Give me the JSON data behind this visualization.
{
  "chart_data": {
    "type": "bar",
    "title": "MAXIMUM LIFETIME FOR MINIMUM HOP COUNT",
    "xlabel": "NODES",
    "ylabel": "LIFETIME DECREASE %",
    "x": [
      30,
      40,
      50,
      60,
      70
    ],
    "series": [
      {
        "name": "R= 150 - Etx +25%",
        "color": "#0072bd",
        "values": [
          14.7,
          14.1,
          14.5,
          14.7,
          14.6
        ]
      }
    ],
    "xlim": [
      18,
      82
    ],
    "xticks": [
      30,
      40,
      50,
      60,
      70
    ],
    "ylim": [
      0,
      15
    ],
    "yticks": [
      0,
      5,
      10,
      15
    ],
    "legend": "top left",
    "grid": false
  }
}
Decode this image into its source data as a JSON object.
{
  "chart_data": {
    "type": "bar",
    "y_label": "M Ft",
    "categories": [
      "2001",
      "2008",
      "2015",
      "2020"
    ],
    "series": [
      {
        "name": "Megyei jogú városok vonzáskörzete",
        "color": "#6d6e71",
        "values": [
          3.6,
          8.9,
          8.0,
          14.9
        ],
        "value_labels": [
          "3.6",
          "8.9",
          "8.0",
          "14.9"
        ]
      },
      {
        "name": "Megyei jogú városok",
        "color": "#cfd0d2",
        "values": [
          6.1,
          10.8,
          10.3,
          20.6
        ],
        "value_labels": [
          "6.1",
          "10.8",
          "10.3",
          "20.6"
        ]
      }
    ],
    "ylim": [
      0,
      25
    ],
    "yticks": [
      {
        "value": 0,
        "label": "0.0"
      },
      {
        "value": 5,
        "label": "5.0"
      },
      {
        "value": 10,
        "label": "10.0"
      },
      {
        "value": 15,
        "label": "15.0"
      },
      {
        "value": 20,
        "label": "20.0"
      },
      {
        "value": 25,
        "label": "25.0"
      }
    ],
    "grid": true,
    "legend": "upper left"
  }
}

····················

Stated exercise
Extract all lines from the data in which "JSON" is found.

Right answer
Give me the JSON data behind this visualization.
Decode this image into its source data as a JSON object.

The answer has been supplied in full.